*** Data supplied

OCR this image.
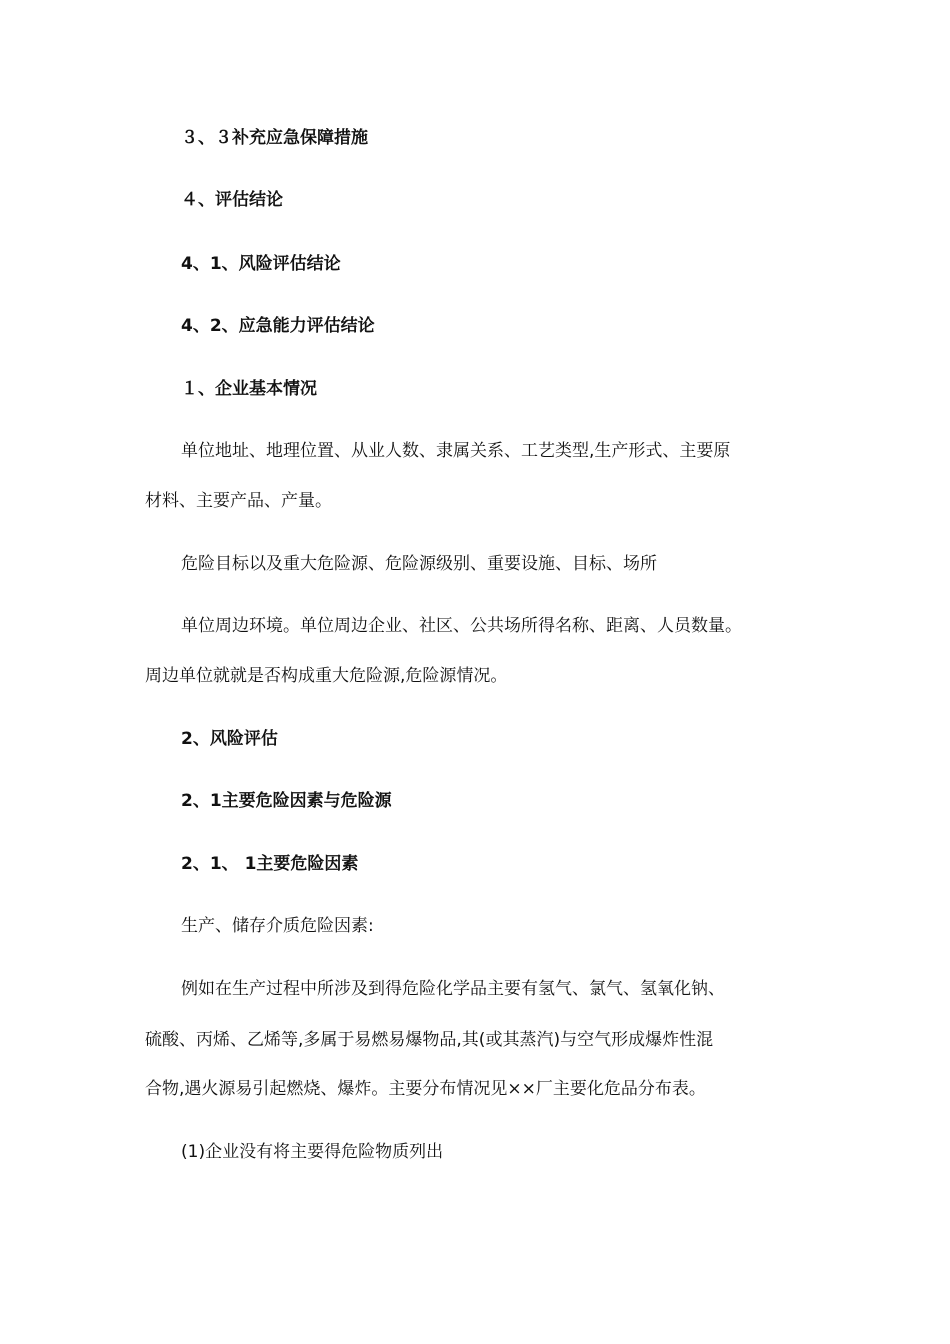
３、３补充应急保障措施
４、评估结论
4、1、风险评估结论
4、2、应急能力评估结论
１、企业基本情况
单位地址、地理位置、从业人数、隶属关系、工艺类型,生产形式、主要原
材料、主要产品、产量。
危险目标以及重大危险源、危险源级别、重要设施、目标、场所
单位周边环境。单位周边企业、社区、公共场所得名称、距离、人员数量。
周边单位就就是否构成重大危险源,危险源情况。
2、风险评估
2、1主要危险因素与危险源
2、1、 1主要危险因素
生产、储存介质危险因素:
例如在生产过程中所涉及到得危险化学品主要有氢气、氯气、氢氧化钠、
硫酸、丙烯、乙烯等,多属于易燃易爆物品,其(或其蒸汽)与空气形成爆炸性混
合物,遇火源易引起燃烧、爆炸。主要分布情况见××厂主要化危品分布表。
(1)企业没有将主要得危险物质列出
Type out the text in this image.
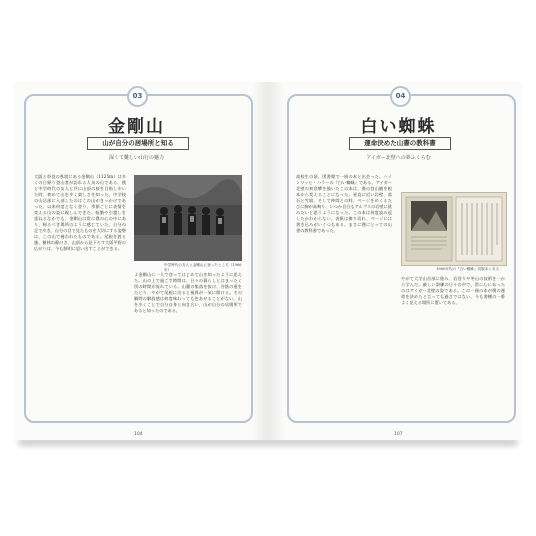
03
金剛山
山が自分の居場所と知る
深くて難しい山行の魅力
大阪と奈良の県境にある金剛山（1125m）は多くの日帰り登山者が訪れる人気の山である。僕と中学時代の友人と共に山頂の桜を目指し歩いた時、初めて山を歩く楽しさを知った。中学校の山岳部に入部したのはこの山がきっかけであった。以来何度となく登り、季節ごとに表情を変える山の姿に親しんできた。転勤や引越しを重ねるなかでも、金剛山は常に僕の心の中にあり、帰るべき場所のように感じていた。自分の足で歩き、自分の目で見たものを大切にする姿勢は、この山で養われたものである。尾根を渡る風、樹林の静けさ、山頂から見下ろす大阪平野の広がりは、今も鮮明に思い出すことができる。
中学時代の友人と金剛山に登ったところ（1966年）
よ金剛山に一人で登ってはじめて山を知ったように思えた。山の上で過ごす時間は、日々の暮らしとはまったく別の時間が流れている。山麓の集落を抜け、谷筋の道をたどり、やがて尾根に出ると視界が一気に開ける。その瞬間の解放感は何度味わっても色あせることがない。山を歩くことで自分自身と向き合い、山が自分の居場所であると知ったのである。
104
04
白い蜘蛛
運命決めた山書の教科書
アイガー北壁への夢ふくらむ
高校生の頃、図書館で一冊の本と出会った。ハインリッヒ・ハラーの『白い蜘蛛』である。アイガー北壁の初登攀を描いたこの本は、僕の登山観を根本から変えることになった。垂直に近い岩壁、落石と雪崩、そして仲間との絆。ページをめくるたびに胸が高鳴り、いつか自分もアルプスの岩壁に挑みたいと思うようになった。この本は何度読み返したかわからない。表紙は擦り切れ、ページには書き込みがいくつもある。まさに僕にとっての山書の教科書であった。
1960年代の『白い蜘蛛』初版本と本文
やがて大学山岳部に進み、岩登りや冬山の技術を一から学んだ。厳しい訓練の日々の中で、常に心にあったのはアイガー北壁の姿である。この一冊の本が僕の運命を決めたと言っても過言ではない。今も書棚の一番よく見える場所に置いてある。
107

******

▶ [Work to complete]:
Scan the material above for the string "白い蜘蛛" and report each line where you find it.

▶ [Complete answer]:
白い蜘蛛
高校生の頃、図書館で一冊の本と出会った。ハインリッヒ・ハラーの『白い蜘蛛』である。アイガー北壁の初登攀を描いたこの本は、僕の登山観を根本から変えることになった。垂直に近い岩壁、落石と雪崩、そして仲間との絆。ページをめくるたびに胸が高鳴り、いつか自分もアルプスの岩壁に挑みたいと思うようになった。この本は何度読み返したかわからない。表紙は擦り切れ、ページには書き込みがいくつもある。まさに僕にとっての山書の教科書であった。
1960年代の『白い蜘蛛』初版本と本文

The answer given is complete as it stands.